Record set:

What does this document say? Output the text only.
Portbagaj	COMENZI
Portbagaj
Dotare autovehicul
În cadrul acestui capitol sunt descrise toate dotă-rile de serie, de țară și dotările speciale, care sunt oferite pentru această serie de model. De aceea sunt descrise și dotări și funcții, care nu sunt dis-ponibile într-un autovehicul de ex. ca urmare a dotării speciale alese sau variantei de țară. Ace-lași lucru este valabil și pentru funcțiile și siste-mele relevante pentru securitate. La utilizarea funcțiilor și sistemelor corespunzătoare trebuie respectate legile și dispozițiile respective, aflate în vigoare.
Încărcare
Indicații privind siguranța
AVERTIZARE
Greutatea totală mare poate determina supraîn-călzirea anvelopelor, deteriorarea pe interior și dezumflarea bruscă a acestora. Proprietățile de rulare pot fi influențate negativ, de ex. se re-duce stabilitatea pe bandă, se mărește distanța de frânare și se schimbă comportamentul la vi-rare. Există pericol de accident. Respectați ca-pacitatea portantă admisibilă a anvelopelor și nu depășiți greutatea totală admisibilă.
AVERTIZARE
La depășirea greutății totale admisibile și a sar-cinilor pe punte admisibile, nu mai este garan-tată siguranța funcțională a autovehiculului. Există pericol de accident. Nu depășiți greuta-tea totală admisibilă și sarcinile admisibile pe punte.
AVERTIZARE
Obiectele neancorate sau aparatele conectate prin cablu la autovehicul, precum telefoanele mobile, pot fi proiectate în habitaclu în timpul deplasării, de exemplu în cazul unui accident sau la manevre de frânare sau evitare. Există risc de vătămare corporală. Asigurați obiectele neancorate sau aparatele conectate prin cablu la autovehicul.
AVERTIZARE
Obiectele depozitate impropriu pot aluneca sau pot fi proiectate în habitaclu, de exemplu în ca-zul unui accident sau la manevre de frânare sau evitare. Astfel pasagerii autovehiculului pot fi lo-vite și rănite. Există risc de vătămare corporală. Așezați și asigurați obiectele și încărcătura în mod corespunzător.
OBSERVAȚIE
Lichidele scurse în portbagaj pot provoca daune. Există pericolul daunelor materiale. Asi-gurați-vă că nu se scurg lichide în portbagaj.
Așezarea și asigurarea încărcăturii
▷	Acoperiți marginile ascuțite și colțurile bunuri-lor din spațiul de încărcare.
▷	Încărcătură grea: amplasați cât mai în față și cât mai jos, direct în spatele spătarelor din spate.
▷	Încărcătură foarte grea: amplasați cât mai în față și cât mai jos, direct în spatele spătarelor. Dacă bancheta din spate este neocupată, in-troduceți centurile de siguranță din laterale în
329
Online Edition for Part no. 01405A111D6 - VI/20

Aim of the task: Extract all of the data exactly as written.

Exercise response:
What does this document say? Output the text only.
Portbagaj	COMENZI
Portbagaj
Dotare autovehicul
În cadrul acestui capitol sunt descrise toate dotă-rile de serie, de țară și dotările speciale, care sunt oferite pentru această serie de model. De aceea sunt descrise și dotări și funcții, care nu sunt dis-ponibile într-un autovehicul de ex. ca urmare a dotării speciale alese sau variantei de țară. Ace-lași lucru este valabil și pentru funcțiile și siste-mele relevante pentru securitate. La utilizarea funcțiilor și sistemelor corespunzătoare trebuie respectate legile și dispozițiile respective, aflate în vigoare.
Încărcare
Indicații privind siguranța
AVERTIZARE
Greutatea totală mare poate determina supraîn-călzirea anvelopelor, deteriorarea pe interior și dezumflarea bruscă a acestora. Proprietățile de rulare pot fi influențate negativ, de ex. se re-duce stabilitatea pe bandă, se mărește distanța de frânare și se schimbă comportamentul la vi-rare. Există pericol de accident. Respectați ca-pacitatea portantă admisibilă a anvelopelor și nu depășiți greutatea totală admisibilă.
AVERTIZARE
La depășirea greutății totale admisibile și a sar-cinilor pe punte admisibile, nu mai este garan-tată siguranța funcțională a autovehiculului. Există pericol de accident. Nu depășiți greuta-tea totală admisibilă și sarcinile admisibile pe punte.
AVERTIZARE
Obiectele neancorate sau aparatele conectate prin cablu la autovehicul, precum telefoanele mobile, pot fi proiectate în habitaclu în timpul deplasării, de exemplu în cazul unui accident sau la manevre de frânare sau evitare. Există risc de vătămare corporală. Asigurați obiectele neancorate sau aparatele conectate prin cablu la autovehicul.
AVERTIZARE
Obiectele depozitate impropriu pot aluneca sau pot fi proiectate în habitaclu, de exemplu în ca-zul unui accident sau la manevre de frânare sau evitare. Astfel pasagerii autovehiculului pot fi lo-vite și rănite. Există risc de vătămare corporală. Așezați și asigurați obiectele și încărcătura în mod corespunzător.
OBSERVAȚIE
Lichidele scurse în portbagaj pot provoca daune. Există pericolul daunelor materiale. Asi-gurați-vă că nu se scurg lichide în portbagaj.
Așezarea și asigurarea încărcăturii
▷	Acoperiți marginile ascuțite și colțurile bunuri-lor din spațiul de încărcare.
▷	Încărcătură grea: amplasați cât mai în față și cât mai jos, direct în spatele spătarelor din spate.
▷	Încărcătură foarte grea: amplasați cât mai în față și cât mai jos, direct în spatele spătarelor. Dacă bancheta din spate este neocupată, in-troduceți centurile de siguranță din laterale în
329
Online Edition for Part no. 01405A111D6 - VI/20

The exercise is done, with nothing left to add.